===== Input =====

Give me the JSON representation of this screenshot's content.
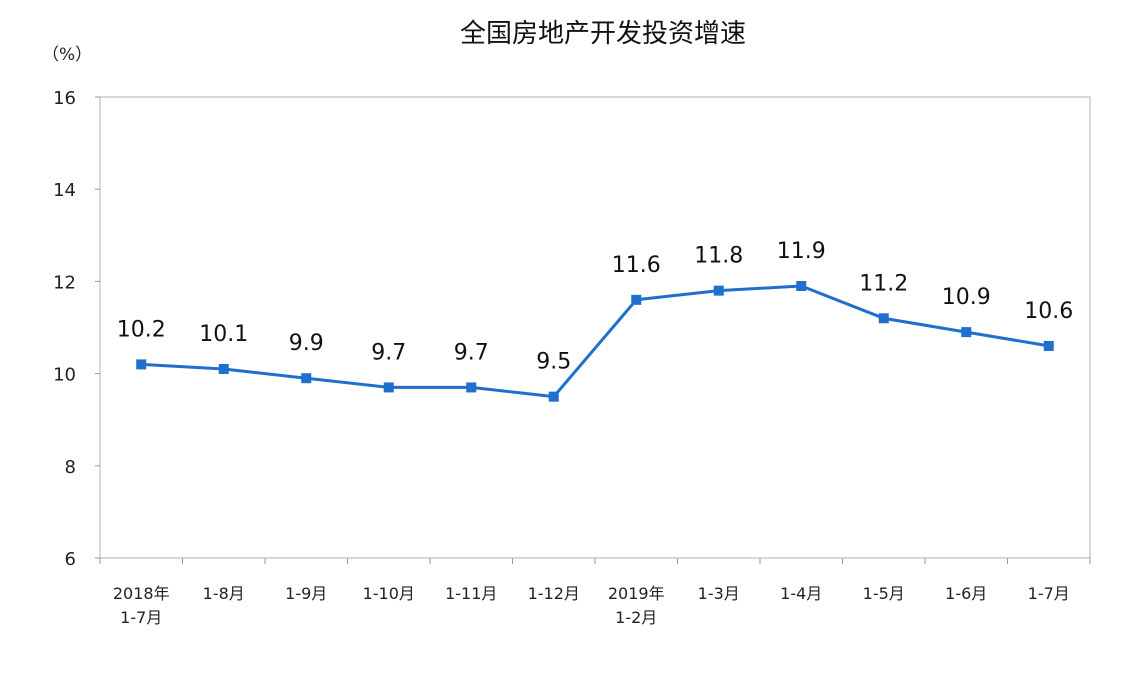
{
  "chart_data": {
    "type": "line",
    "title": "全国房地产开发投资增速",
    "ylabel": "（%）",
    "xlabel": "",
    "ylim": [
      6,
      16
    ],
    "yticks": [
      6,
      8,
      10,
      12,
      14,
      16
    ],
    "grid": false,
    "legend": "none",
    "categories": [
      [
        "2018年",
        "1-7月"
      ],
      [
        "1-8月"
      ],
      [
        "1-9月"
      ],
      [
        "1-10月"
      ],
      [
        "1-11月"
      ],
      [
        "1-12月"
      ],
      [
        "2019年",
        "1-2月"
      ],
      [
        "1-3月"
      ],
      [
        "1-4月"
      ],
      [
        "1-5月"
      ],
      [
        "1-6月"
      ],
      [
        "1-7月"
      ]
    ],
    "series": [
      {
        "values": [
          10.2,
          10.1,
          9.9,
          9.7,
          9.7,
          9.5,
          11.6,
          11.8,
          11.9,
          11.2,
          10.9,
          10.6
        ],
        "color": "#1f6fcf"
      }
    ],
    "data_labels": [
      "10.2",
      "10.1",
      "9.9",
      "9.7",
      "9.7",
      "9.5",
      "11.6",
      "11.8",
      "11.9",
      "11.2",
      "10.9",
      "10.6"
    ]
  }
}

=====
===== Input =====

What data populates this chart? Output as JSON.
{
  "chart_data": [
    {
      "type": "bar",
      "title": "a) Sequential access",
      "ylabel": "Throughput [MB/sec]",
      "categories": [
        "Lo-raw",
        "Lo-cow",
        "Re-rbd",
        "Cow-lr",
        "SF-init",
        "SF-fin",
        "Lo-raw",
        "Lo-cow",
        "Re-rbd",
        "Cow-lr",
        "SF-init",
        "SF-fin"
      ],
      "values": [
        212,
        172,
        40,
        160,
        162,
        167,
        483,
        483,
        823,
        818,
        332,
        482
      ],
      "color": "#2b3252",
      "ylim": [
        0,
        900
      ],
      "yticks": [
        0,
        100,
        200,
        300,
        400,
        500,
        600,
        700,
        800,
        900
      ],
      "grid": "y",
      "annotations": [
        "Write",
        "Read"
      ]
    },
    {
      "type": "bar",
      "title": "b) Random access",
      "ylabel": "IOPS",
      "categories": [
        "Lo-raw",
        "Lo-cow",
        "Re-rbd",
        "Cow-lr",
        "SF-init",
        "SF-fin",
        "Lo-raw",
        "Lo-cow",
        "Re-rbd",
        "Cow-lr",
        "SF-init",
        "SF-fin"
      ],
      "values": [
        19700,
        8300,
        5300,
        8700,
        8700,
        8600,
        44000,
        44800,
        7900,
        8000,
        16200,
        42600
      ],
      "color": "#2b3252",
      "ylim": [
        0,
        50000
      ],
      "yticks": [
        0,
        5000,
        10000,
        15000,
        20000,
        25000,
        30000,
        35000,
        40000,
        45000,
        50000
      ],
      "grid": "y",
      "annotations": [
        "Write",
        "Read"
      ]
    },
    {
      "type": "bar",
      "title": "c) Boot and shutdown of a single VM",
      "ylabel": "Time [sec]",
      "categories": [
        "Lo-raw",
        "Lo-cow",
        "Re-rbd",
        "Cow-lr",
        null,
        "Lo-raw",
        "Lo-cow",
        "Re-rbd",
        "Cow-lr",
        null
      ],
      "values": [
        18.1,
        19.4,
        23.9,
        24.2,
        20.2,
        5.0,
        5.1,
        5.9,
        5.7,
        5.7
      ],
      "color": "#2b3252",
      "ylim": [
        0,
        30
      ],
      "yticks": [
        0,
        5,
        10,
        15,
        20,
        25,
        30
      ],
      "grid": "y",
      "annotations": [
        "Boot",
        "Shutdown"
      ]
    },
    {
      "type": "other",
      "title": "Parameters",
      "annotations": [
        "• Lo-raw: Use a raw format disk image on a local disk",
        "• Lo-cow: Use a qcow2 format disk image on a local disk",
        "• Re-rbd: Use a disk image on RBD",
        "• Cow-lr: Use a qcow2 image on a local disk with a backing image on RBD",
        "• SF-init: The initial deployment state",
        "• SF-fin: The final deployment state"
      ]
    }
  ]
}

=====

## Request:
Identify each line in the records above that contains the word "title", and copy it out in full.

## Solution:
    "title": "全国房地产开发投资增速",
      "title": "a) Sequential access",
      "title": "b) Random access",
      "title": "c) Boot and shutdown of a single VM",
      "title": "Parameters",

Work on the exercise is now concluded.